▸ Source:
— start —
Monday, September 30, 2013

Lust for Lunch and Fall Colors


A certain aura surrounds lunch; it is like no other meal, a civilized refreshment in the meat-grinder of the workday, twice so if you can consume it outdoors. I packed a picnic lunch of ham and cheddar on a seeded bun, a dill pickle and a bottle of well water, drove to Babler State Park (2300 acres), had my lunch there and have never had a happier meal. The woods are still green, and that made me happy, but I lusted too after the orange and chocolaty tones suddenly so satisfying at this time of year. On my lustful lunch hour I bushwhacked until I found some. I'm attending courses to learn my Missouri mushrooms but am not set to eat any. I do know one must cook all edible wild mushrooms; never eat them raw. The bright orange mushroom is Cinnabar Polypore (Pycnoporus cinnabarinus); the striped one, fresh Turkey Tail (Trametes versicolor). Both are pretty. Neither is edible.
— end —
▸ Request 1:
Copy out the whole post about lunch and fall colors word for word.

▸ Record set:
— start —
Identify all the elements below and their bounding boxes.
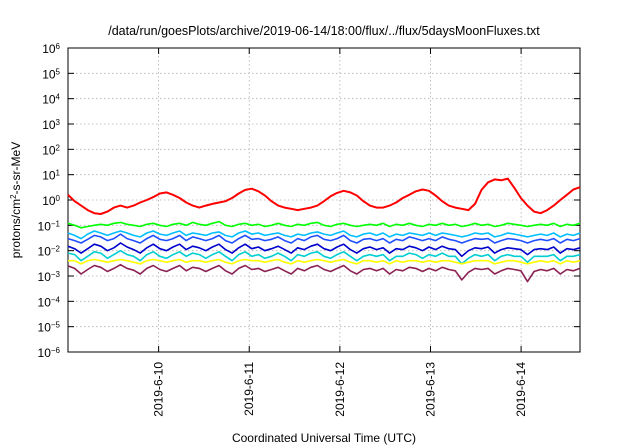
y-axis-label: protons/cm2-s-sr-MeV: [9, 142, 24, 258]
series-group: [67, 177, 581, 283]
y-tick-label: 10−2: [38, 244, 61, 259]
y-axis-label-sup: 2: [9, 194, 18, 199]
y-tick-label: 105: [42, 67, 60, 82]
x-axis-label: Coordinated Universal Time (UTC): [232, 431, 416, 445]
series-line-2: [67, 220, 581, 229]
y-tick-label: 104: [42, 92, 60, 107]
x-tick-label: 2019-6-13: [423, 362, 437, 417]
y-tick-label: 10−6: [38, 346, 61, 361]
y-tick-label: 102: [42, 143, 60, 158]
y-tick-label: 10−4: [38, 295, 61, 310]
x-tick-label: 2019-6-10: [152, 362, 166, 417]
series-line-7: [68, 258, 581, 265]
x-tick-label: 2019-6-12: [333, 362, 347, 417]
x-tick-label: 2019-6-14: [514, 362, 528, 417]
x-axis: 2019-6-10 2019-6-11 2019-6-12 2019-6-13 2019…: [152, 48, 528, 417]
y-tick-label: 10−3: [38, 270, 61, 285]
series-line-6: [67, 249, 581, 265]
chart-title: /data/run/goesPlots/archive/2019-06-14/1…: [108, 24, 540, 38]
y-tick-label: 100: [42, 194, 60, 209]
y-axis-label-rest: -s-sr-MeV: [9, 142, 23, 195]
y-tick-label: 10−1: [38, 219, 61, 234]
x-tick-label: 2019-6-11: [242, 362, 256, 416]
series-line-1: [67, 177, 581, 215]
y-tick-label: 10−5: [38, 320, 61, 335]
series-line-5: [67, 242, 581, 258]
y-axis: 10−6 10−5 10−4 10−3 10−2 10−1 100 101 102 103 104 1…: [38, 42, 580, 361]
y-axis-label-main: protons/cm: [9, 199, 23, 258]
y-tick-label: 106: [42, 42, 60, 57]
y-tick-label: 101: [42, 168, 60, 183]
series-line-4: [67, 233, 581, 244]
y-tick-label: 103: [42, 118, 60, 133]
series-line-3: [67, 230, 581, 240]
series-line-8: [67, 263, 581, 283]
— end —
— start —
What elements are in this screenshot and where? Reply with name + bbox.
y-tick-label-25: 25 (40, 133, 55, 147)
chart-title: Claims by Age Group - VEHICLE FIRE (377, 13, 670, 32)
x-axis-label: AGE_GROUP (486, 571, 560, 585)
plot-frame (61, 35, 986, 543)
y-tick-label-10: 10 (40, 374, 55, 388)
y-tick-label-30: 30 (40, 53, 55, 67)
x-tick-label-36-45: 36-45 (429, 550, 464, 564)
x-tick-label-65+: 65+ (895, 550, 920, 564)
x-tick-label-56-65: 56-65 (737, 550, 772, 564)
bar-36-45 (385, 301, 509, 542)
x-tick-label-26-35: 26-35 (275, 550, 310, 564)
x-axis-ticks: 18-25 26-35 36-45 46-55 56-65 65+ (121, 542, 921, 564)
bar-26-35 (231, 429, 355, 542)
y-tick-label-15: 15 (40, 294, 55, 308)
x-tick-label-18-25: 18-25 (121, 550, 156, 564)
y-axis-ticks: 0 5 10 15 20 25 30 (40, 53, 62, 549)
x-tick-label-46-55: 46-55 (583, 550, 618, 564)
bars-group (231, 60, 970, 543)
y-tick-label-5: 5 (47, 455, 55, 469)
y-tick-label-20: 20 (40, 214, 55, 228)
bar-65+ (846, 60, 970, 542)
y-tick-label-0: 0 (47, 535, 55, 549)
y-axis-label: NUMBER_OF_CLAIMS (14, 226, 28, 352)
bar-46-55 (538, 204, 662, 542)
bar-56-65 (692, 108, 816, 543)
— end —
▸ Request 2:
Lay out the lines of the listing from the line with "y-axis-label: protons/cm2-s-sr-MeV: [9, 142, 24, 258]" to the line with "y-axis-label-rest: -s-sr-MeV: [9, 142, 23, 195]", both included, as a JSON list of strings with one string per line and no blank lines.

▸ Written answer 1:
Monday, September 30, 2013

Lust for Lunch and Fall Colors


A certain aura surrounds lunch; it is like no other meal, a civilized refreshment in the meat-grinder of the workday, twice so if you can consume it outdoors. I packed a picnic lunch of ham and cheddar on a seeded bun, a dill pickle and a bottle of well water, drove to Babler State Park (2300 acres), had my lunch there and have never had a happier meal. The woods are still green, and that made me happy, but I lusted too after the orange and chocolaty tones suddenly so satisfying at this time of year. On my lustful lunch hour I bushwhacked until I found some. I'm attending courses to learn my Missouri mushrooms but am not set to eat any. I do know one must cook all edible wild mushrooms; never eat them raw. The bright orange mushroom is Cinnabar Polypore (Pycnoporus cinnabarinus); the striped one, fresh Turkey Tail (Trametes versicolor). Both are pretty. Neither is edible.

▸ Written answer 2:
[
  "y-axis-label: protons/cm2-s-sr-MeV: [9, 142, 24, 258]",
  "series-group: [67, 177, 581, 283]",
  "y-tick-label: 10−2: [38, 244, 61, 259]",
  "y-axis-label-sup: 2: [9, 194, 18, 199]",
  "y-tick-label: 105: [42, 67, 60, 82]",
  "x-axis-label: Coordinated Universal Time (UTC): [232, 431, 416, 445]",
  "series-line-2: [67, 220, 581, 229]",
  "y-tick-label: 104: [42, 92, 60, 107]",
  "x-tick-label: 2019-6-13: [423, 362, 437, 417]",
  "y-tick-label: 10−6: [38, 346, 61, 361]",
  "y-tick-label: 102: [42, 143, 60, 158]",
  "y-tick-label: 10−4: [38, 295, 61, 310]",
  "x-tick-label: 2019-6-10: [152, 362, 166, 417]",
  "series-line-7: [68, 258, 581, 265]",
  "x-tick-label: 2019-6-12: [333, 362, 347, 417]",
  "x-tick-label: 2019-6-14: [514, 362, 528, 417]",
  "x-axis: 2019-6-10 2019-6-11 2019-6-12 2019-6-13 2019…: [152, 48, 528, 417]",
  "y-tick-label: 10−3: [38, 270, 61, 285]",
  "series-line-6: [67, 249, 581, 265]",
  "chart-title: /data/run/goesPlots/archive/2019-06-14/1…: [108, 24, 540, 38]",
  "y-tick-label: 100: [42, 194, 60, 209]",
  "y-axis-label-rest: -s-sr-MeV: [9, 142, 23, 195]"
]